OBJECTIVE: From the entries below, pull out each line where "nuit" appears.

++++ EXTRACTED ENTRIES ++++

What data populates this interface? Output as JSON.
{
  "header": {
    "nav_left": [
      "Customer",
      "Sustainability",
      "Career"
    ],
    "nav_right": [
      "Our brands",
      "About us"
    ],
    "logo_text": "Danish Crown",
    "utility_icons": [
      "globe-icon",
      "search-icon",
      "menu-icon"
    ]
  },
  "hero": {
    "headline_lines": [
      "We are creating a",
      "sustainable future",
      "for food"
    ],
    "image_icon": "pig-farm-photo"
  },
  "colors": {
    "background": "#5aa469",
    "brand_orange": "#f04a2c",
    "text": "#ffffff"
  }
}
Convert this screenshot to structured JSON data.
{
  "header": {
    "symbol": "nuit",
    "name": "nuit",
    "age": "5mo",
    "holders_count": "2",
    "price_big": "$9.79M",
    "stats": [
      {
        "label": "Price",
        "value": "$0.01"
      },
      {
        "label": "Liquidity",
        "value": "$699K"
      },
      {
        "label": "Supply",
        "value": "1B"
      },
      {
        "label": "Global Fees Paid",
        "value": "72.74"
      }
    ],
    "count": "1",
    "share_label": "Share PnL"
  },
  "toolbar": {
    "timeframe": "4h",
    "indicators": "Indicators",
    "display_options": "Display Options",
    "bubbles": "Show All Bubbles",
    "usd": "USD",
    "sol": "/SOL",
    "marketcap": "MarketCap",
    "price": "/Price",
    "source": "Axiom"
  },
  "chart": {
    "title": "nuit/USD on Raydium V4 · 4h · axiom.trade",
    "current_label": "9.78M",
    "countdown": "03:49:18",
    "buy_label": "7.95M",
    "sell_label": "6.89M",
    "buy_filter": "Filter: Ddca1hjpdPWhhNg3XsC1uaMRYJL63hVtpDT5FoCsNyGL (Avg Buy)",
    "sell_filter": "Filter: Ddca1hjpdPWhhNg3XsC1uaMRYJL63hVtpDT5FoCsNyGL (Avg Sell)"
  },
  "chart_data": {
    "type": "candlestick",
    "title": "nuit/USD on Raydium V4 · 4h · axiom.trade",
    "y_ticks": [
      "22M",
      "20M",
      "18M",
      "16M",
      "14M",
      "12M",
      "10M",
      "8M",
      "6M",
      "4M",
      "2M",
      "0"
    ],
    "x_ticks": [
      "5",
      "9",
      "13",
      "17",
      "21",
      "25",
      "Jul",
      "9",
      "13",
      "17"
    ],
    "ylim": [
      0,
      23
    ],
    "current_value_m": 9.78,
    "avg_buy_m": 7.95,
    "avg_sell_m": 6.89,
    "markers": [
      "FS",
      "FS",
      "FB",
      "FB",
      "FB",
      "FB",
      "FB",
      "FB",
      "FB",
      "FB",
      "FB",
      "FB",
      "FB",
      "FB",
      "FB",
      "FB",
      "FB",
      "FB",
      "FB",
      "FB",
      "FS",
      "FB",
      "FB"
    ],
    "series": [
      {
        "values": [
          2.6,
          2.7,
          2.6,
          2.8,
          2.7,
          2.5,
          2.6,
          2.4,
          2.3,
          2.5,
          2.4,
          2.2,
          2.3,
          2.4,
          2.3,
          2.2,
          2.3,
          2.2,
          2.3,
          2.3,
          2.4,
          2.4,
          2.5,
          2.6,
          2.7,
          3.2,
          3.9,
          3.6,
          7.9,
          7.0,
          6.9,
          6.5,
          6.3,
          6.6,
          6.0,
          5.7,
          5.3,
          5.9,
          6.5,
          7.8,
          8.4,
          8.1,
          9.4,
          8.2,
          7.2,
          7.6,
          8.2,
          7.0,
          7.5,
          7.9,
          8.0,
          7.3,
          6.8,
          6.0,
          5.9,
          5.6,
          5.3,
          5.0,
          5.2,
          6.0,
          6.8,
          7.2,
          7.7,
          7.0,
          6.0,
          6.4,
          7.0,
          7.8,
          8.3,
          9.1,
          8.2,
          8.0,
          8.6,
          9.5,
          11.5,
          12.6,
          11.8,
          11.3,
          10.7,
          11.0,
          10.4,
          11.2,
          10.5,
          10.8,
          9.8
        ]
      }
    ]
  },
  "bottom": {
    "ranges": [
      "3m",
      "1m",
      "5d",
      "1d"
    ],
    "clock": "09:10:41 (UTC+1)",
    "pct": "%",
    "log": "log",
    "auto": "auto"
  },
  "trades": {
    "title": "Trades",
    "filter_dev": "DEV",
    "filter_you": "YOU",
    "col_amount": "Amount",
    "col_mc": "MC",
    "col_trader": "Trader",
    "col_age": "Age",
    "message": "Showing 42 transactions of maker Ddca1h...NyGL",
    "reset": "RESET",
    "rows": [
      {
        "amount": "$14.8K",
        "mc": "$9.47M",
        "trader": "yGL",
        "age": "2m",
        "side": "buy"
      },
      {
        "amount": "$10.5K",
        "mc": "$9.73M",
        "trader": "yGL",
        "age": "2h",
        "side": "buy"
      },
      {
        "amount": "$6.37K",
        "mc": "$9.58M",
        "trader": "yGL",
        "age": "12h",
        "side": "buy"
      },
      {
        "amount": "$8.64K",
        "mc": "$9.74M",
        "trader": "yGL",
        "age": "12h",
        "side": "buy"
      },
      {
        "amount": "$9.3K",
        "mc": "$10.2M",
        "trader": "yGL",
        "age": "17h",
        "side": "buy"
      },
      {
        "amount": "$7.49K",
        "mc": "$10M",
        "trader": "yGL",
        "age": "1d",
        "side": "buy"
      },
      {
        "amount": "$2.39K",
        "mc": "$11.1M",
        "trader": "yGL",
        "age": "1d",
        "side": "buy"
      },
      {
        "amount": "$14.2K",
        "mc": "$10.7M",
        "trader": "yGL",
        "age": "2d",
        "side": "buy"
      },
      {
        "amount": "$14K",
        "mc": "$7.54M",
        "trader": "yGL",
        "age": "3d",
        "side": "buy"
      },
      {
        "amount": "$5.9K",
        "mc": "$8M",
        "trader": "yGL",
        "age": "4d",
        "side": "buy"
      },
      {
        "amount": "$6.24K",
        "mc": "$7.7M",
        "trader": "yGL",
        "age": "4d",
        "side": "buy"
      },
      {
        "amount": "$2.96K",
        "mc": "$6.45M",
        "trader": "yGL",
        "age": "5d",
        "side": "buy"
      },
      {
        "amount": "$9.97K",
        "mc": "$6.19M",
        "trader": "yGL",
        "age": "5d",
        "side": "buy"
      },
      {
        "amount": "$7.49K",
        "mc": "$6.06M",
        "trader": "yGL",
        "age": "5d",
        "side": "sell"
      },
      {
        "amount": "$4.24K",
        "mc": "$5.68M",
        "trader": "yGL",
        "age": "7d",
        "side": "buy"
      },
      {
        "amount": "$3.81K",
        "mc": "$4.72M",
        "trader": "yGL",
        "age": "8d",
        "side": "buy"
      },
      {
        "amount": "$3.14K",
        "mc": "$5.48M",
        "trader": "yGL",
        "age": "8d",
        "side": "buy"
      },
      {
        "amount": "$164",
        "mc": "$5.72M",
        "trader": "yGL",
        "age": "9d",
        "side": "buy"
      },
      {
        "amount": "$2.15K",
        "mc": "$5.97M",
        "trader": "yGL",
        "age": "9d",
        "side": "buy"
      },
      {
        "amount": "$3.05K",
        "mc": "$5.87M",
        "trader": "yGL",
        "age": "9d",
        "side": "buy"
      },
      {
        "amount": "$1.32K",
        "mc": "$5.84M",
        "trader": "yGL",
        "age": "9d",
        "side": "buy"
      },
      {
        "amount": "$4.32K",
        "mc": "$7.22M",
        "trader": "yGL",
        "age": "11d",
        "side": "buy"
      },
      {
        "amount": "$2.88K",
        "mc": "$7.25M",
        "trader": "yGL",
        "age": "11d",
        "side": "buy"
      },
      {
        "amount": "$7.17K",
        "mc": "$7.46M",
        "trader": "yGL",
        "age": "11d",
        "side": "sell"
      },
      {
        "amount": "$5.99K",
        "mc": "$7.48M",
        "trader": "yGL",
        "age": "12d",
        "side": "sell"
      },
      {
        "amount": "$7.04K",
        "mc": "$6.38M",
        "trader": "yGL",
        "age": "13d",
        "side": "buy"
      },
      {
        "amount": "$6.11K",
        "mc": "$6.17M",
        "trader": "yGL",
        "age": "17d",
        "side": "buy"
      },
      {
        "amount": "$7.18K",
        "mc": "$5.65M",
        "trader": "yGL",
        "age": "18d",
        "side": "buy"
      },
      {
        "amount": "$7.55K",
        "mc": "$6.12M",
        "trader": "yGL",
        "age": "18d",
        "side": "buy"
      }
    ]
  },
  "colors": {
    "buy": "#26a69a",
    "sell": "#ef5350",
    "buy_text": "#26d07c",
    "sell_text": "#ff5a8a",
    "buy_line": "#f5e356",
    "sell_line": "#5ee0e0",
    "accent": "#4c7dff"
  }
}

++++

ANSWER TO THE PROBLEM:
    "symbol": "nuit",
    "name": "nuit",
    "title": "nuit/USD on Raydium V4 · 4h · axiom.trade",
    "title": "nuit/USD on Raydium V4 · 4h · axiom.trade",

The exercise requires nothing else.